* **The problem**:
Give back each entry unchanged, minus pictures.

(Data extracted from a collection)
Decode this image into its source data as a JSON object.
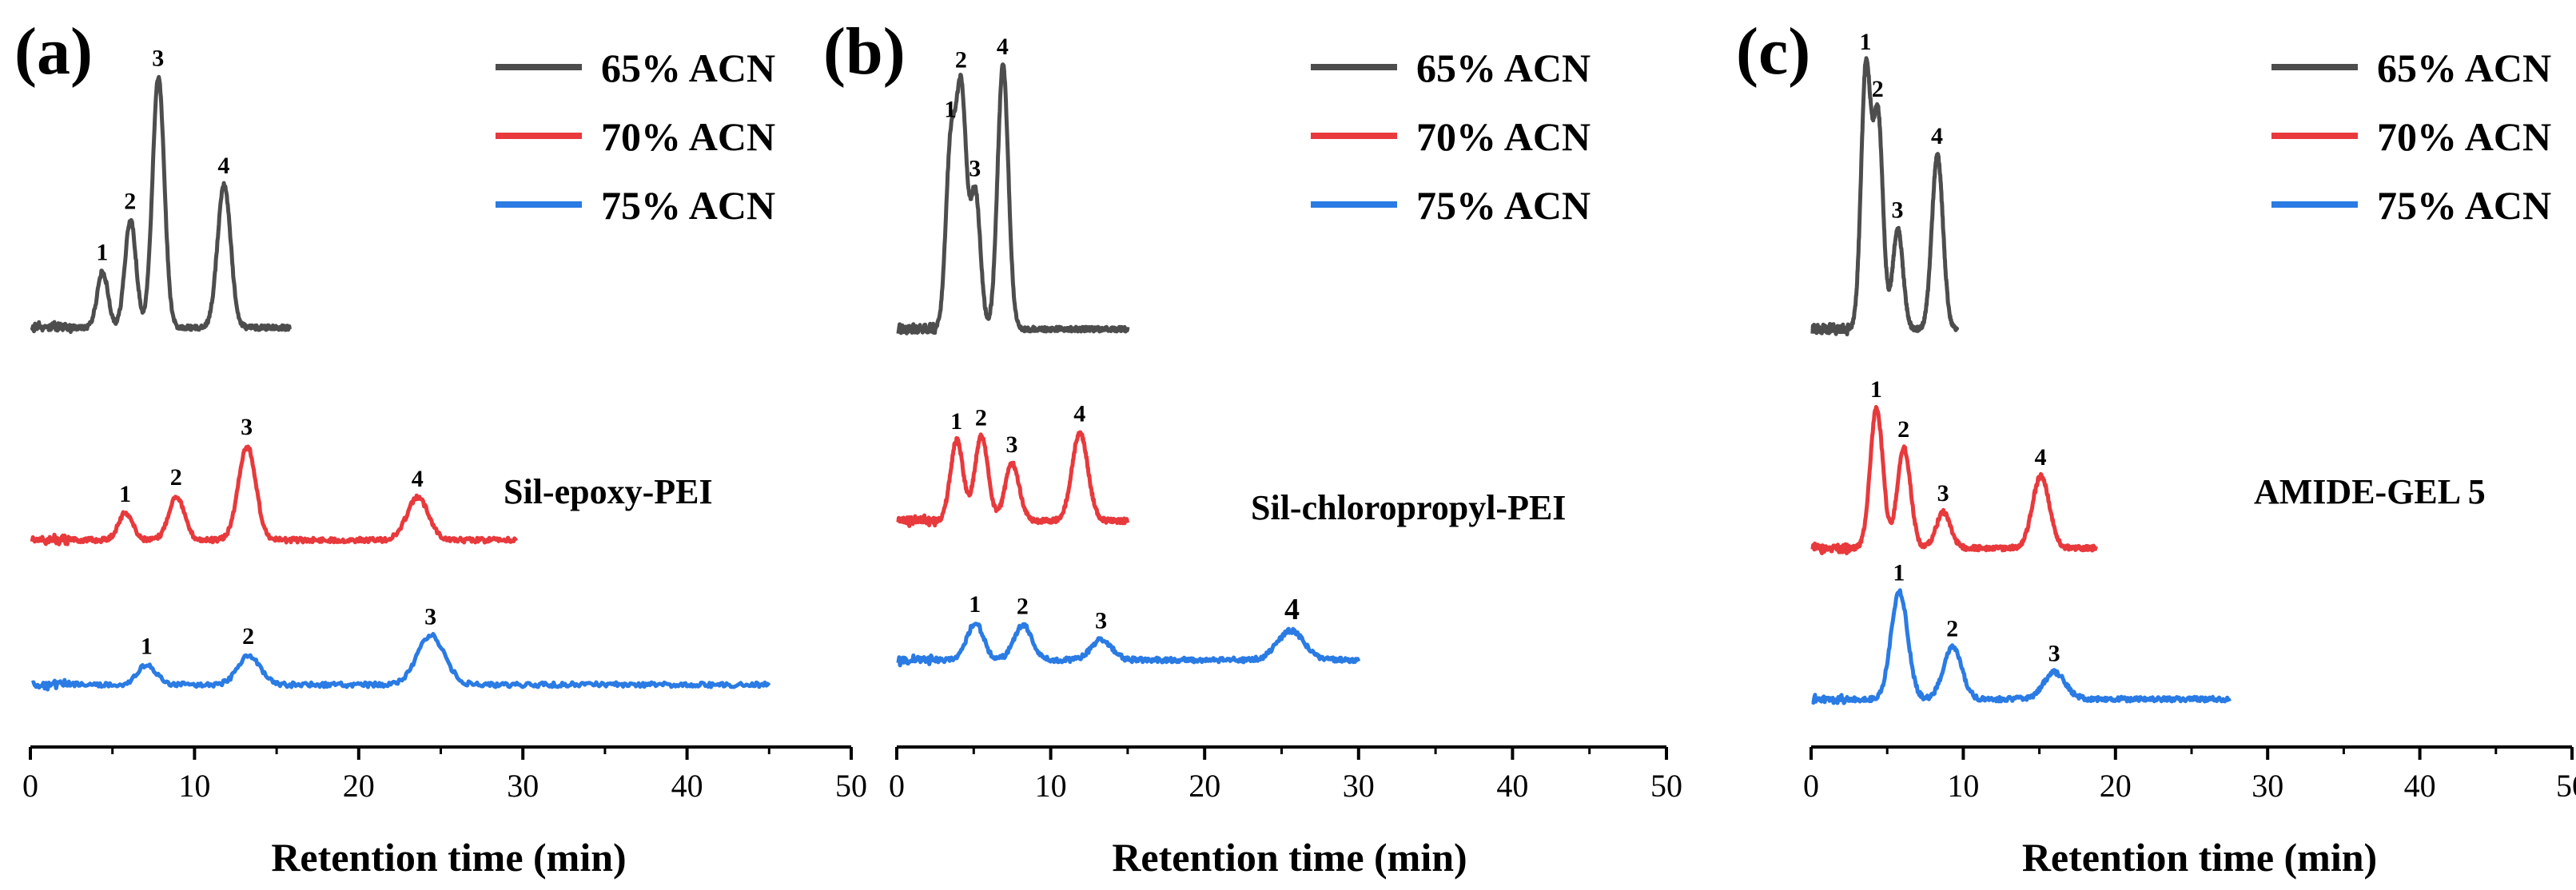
{
  "figure": {
    "colors": {
      "65% ACN": "#4d4d4d",
      "70% ACN": "#e8393c",
      "75% ACN": "#2a7be4"
    }
  },
  "chart_data": [
    {
      "type": "line",
      "panel_label": "(a)",
      "column_name": "Sil-epoxy-PEI",
      "xlabel": "Retention time (min)",
      "ylabel": "",
      "xlim": [
        0,
        50
      ],
      "xticks": [
        "0",
        "10",
        "20",
        "30",
        "40",
        "50"
      ],
      "legend": [
        "65% ACN",
        "70% ACN",
        "75% ACN"
      ],
      "series": [
        {
          "name": "65% ACN",
          "color": "#4d4d4d",
          "end": 15.8,
          "peaks": [
            {
              "label": "1",
              "x": 4.4,
              "h": 0.22
            },
            {
              "label": "2",
              "x": 6.1,
              "h": 0.42
            },
            {
              "label": "3",
              "x": 7.8,
              "h": 0.98
            },
            {
              "label": "4",
              "x": 11.8,
              "h": 0.56
            }
          ]
        },
        {
          "name": "70% ACN",
          "color": "#e8393c",
          "end": 29.6,
          "peaks": [
            {
              "label": "1",
              "x": 5.8,
              "h": 0.18
            },
            {
              "label": "2",
              "x": 8.9,
              "h": 0.29
            },
            {
              "label": "3",
              "x": 13.2,
              "h": 0.62
            },
            {
              "label": "4",
              "x": 23.6,
              "h": 0.28
            }
          ]
        },
        {
          "name": "75% ACN",
          "color": "#2a7be4",
          "end": 45.0,
          "peaks": [
            {
              "label": "1",
              "x": 7.1,
              "h": 0.12
            },
            {
              "label": "2",
              "x": 13.3,
              "h": 0.18
            },
            {
              "label": "3",
              "x": 24.4,
              "h": 0.3
            }
          ]
        }
      ]
    },
    {
      "type": "line",
      "panel_label": "(b)",
      "column_name": "Sil-chloropropyl-PEI",
      "xlabel": "Retention time (min)",
      "ylabel": "",
      "xlim": [
        0,
        50
      ],
      "xticks": [
        "0",
        "10",
        "20",
        "30",
        "40",
        "50"
      ],
      "legend": [
        "65% ACN",
        "70% ACN",
        "75% ACN"
      ],
      "series": [
        {
          "name": "65% ACN",
          "color": "#4d4d4d",
          "end": 15.0,
          "peaks": [
            {
              "label": "1",
              "x": 3.5,
              "h": 0.68
            },
            {
              "label": "2",
              "x": 4.2,
              "h": 0.88
            },
            {
              "label": "3",
              "x": 5.1,
              "h": 0.52
            },
            {
              "label": "4",
              "x": 6.9,
              "h": 1.0
            }
          ]
        },
        {
          "name": "70% ACN",
          "color": "#e8393c",
          "end": 15.0,
          "peaks": [
            {
              "label": "1",
              "x": 3.9,
              "h": 0.42
            },
            {
              "label": "2",
              "x": 5.5,
              "h": 0.44
            },
            {
              "label": "3",
              "x": 7.5,
              "h": 0.3
            },
            {
              "label": "4",
              "x": 11.9,
              "h": 0.46
            }
          ]
        },
        {
          "name": "75% ACN",
          "color": "#2a7be4",
          "end": 30.0,
          "peaks": [
            {
              "label": "1",
              "x": 5.1,
              "h": 0.2
            },
            {
              "label": "2",
              "x": 8.2,
              "h": 0.19
            },
            {
              "label": "3",
              "x": 13.3,
              "h": 0.11
            },
            {
              "label": "4",
              "x": 25.6,
              "h": 0.16
            }
          ]
        }
      ]
    },
    {
      "type": "line",
      "panel_label": "(c)",
      "column_name": "AMIDE-GEL 5",
      "xlabel": "Retention time (min)",
      "ylabel": "",
      "xlim": [
        0,
        50
      ],
      "xticks": [
        "0",
        "10",
        "20",
        "30",
        "40",
        "50"
      ],
      "legend": [
        "65% ACN",
        "70% ACN",
        "75% ACN"
      ],
      "series": [
        {
          "name": "65% ACN",
          "color": "#4d4d4d",
          "end": 9.6,
          "peaks": [
            {
              "label": "1",
              "x": 3.6,
              "h": 0.98
            },
            {
              "label": "2",
              "x": 4.4,
              "h": 0.8
            },
            {
              "label": "3",
              "x": 5.7,
              "h": 0.38
            },
            {
              "label": "4",
              "x": 8.3,
              "h": 0.66
            }
          ]
        },
        {
          "name": "70% ACN",
          "color": "#e8393c",
          "end": 18.8,
          "peaks": [
            {
              "label": "1",
              "x": 4.3,
              "h": 0.7
            },
            {
              "label": "2",
              "x": 6.1,
              "h": 0.5
            },
            {
              "label": "3",
              "x": 8.7,
              "h": 0.18
            },
            {
              "label": "4",
              "x": 15.1,
              "h": 0.36
            }
          ]
        },
        {
          "name": "75% ACN",
          "color": "#2a7be4",
          "end": 27.5,
          "peaks": [
            {
              "label": "1",
              "x": 5.8,
              "h": 0.48
            },
            {
              "label": "2",
              "x": 9.3,
              "h": 0.23
            },
            {
              "label": "3",
              "x": 16.0,
              "h": 0.12
            }
          ]
        }
      ]
    }
  ]
}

* **Response**:
Decode this image into its source data as a JSON object.
{
  "figure": {
    "colors": {
      "65% ACN": "#4d4d4d",
      "70% ACN": "#e8393c",
      "75% ACN": "#2a7be4"
    }
  },
  "chart_data": [
    {
      "type": "line",
      "panel_label": "(a)",
      "column_name": "Sil-epoxy-PEI",
      "xlabel": "Retention time (min)",
      "ylabel": "",
      "xlim": [
        0,
        50
      ],
      "xticks": [
        "0",
        "10",
        "20",
        "30",
        "40",
        "50"
      ],
      "legend": [
        "65% ACN",
        "70% ACN",
        "75% ACN"
      ],
      "series": [
        {
          "name": "65% ACN",
          "color": "#4d4d4d",
          "end": 15.8,
          "peaks": [
            {
              "label": "1",
              "x": 4.4,
              "h": 0.22
            },
            {
              "label": "2",
              "x": 6.1,
              "h": 0.42
            },
            {
              "label": "3",
              "x": 7.8,
              "h": 0.98
            },
            {
              "label": "4",
              "x": 11.8,
              "h": 0.56
            }
          ]
        },
        {
          "name": "70% ACN",
          "color": "#e8393c",
          "end": 29.6,
          "peaks": [
            {
              "label": "1",
              "x": 5.8,
              "h": 0.18
            },
            {
              "label": "2",
              "x": 8.9,
              "h": 0.29
            },
            {
              "label": "3",
              "x": 13.2,
              "h": 0.62
            },
            {
              "label": "4",
              "x": 23.6,
              "h": 0.28
            }
          ]
        },
        {
          "name": "75% ACN",
          "color": "#2a7be4",
          "end": 45.0,
          "peaks": [
            {
              "label": "1",
              "x": 7.1,
              "h": 0.12
            },
            {
              "label": "2",
              "x": 13.3,
              "h": 0.18
            },
            {
              "label": "3",
              "x": 24.4,
              "h": 0.3
            }
          ]
        }
      ]
    },
    {
      "type": "line",
      "panel_label": "(b)",
      "column_name": "Sil-chloropropyl-PEI",
      "xlabel": "Retention time (min)",
      "ylabel": "",
      "xlim": [
        0,
        50
      ],
      "xticks": [
        "0",
        "10",
        "20",
        "30",
        "40",
        "50"
      ],
      "legend": [
        "65% ACN",
        "70% ACN",
        "75% ACN"
      ],
      "series": [
        {
          "name": "65% ACN",
          "color": "#4d4d4d",
          "end": 15.0,
          "peaks": [
            {
              "label": "1",
              "x": 3.5,
              "h": 0.68
            },
            {
              "label": "2",
              "x": 4.2,
              "h": 0.88
            },
            {
              "label": "3",
              "x": 5.1,
              "h": 0.52
            },
            {
              "label": "4",
              "x": 6.9,
              "h": 1.0
            }
          ]
        },
        {
          "name": "70% ACN",
          "color": "#e8393c",
          "end": 15.0,
          "peaks": [
            {
              "label": "1",
              "x": 3.9,
              "h": 0.42
            },
            {
              "label": "2",
              "x": 5.5,
              "h": 0.44
            },
            {
              "label": "3",
              "x": 7.5,
              "h": 0.3
            },
            {
              "label": "4",
              "x": 11.9,
              "h": 0.46
            }
          ]
        },
        {
          "name": "75% ACN",
          "color": "#2a7be4",
          "end": 30.0,
          "peaks": [
            {
              "label": "1",
              "x": 5.1,
              "h": 0.2
            },
            {
              "label": "2",
              "x": 8.2,
              "h": 0.19
            },
            {
              "label": "3",
              "x": 13.3,
              "h": 0.11
            },
            {
              "label": "4",
              "x": 25.6,
              "h": 0.16
            }
          ]
        }
      ]
    },
    {
      "type": "line",
      "panel_label": "(c)",
      "column_name": "AMIDE-GEL 5",
      "xlabel": "Retention time (min)",
      "ylabel": "",
      "xlim": [
        0,
        50
      ],
      "xticks": [
        "0",
        "10",
        "20",
        "30",
        "40",
        "50"
      ],
      "legend": [
        "65% ACN",
        "70% ACN",
        "75% ACN"
      ],
      "series": [
        {
          "name": "65% ACN",
          "color": "#4d4d4d",
          "end": 9.6,
          "peaks": [
            {
              "label": "1",
              "x": 3.6,
              "h": 0.98
            },
            {
              "label": "2",
              "x": 4.4,
              "h": 0.8
            },
            {
              "label": "3",
              "x": 5.7,
              "h": 0.38
            },
            {
              "label": "4",
              "x": 8.3,
              "h": 0.66
            }
          ]
        },
        {
          "name": "70% ACN",
          "color": "#e8393c",
          "end": 18.8,
          "peaks": [
            {
              "label": "1",
              "x": 4.3,
              "h": 0.7
            },
            {
              "label": "2",
              "x": 6.1,
              "h": 0.5
            },
            {
              "label": "3",
              "x": 8.7,
              "h": 0.18
            },
            {
              "label": "4",
              "x": 15.1,
              "h": 0.36
            }
          ]
        },
        {
          "name": "75% ACN",
          "color": "#2a7be4",
          "end": 27.5,
          "peaks": [
            {
              "label": "1",
              "x": 5.8,
              "h": 0.48
            },
            {
              "label": "2",
              "x": 9.3,
              "h": 0.23
            },
            {
              "label": "3",
              "x": 16.0,
              "h": 0.12
            }
          ]
        }
      ]
    }
  ]
}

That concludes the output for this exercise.